Work instructions: Will you quote all of the entries, word for word?
···
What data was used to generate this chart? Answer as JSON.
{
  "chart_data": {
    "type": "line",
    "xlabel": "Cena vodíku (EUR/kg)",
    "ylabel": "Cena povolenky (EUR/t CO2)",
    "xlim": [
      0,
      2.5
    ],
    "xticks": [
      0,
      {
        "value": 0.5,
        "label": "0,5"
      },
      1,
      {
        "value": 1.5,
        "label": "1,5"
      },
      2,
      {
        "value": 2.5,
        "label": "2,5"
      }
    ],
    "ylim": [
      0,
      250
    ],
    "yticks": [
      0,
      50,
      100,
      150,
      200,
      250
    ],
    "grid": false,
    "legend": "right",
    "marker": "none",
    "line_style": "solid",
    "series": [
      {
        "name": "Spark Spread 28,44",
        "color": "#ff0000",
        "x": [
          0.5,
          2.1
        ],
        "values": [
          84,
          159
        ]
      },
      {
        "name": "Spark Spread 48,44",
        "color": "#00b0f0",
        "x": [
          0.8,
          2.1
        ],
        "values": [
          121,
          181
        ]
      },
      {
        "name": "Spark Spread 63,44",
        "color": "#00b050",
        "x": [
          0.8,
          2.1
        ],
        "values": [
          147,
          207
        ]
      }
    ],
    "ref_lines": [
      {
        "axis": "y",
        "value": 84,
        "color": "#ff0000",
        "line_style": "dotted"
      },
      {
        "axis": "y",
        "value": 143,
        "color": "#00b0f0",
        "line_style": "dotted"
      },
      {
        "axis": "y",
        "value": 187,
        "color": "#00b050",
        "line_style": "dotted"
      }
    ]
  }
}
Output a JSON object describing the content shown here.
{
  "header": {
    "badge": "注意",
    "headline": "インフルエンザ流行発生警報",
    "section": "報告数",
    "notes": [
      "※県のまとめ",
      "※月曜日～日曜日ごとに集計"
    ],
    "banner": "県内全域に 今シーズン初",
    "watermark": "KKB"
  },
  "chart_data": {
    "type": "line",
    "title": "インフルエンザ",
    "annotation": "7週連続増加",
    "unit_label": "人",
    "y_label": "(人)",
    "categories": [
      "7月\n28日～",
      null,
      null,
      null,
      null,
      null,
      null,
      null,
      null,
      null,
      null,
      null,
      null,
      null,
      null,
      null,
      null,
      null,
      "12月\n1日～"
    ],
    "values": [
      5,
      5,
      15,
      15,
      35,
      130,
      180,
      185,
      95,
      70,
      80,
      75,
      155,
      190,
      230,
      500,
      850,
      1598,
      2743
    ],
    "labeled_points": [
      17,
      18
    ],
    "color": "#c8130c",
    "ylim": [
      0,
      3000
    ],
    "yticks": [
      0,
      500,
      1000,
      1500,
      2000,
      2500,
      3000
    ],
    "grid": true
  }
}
···
Exercise output:
What data was used to generate this chart? Answer as JSON.
{
  "chart_data": {
    "type": "line",
    "xlabel": "Cena vodíku (EUR/kg)",
    "ylabel": "Cena povolenky (EUR/t CO2)",
    "xlim": [
      0,
      2.5
    ],
    "xticks": [
      0,
      {
        "value": 0.5,
        "label": "0,5"
      },
      1,
      {
        "value": 1.5,
        "label": "1,5"
      },
      2,
      {
        "value": 2.5,
        "label": "2,5"
      }
    ],
    "ylim": [
      0,
      250
    ],
    "yticks": [
      0,
      50,
      100,
      150,
      200,
      250
    ],
    "grid": false,
    "legend": "right",
    "marker": "none",
    "line_style": "solid",
    "series": [
      {
        "name": "Spark Spread 28,44",
        "color": "#ff0000",
        "x": [
          0.5,
          2.1
        ],
        "values": [
          84,
          159
        ]
      },
      {
        "name": "Spark Spread 48,44",
        "color": "#00b0f0",
        "x": [
          0.8,
          2.1
        ],
        "values": [
          121,
          181
        ]
      },
      {
        "name": "Spark Spread 63,44",
        "color": "#00b050",
        "x": [
          0.8,
          2.1
        ],
        "values": [
          147,
          207
        ]
      }
    ],
    "ref_lines": [
      {
        "axis": "y",
        "value": 84,
        "color": "#ff0000",
        "line_style": "dotted"
      },
      {
        "axis": "y",
        "value": 143,
        "color": "#00b0f0",
        "line_style": "dotted"
      },
      {
        "axis": "y",
        "value": 187,
        "color": "#00b050",
        "line_style": "dotted"
      }
    ]
  }
}
Output a JSON object describing the content shown here.
{
  "header": {
    "badge": "注意",
    "headline": "インフルエンザ流行発生警報",
    "section": "報告数",
    "notes": [
      "※県のまとめ",
      "※月曜日～日曜日ごとに集計"
    ],
    "banner": "県内全域に 今シーズン初",
    "watermark": "KKB"
  },
  "chart_data": {
    "type": "line",
    "title": "インフルエンザ",
    "annotation": "7週連続増加",
    "unit_label": "人",
    "y_label": "(人)",
    "categories": [
      "7月\n28日～",
      null,
      null,
      null,
      null,
      null,
      null,
      null,
      null,
      null,
      null,
      null,
      null,
      null,
      null,
      null,
      null,
      null,
      "12月\n1日～"
    ],
    "values": [
      5,
      5,
      15,
      15,
      35,
      130,
      180,
      185,
      95,
      70,
      80,
      75,
      155,
      190,
      230,
      500,
      850,
      1598,
      2743
    ],
    "labeled_points": [
      17,
      18
    ],
    "color": "#c8130c",
    "ylim": [
      0,
      3000
    ],
    "yticks": [
      0,
      500,
      1000,
      1500,
      2000,
      2500,
      3000
    ],
    "grid": true
  }
}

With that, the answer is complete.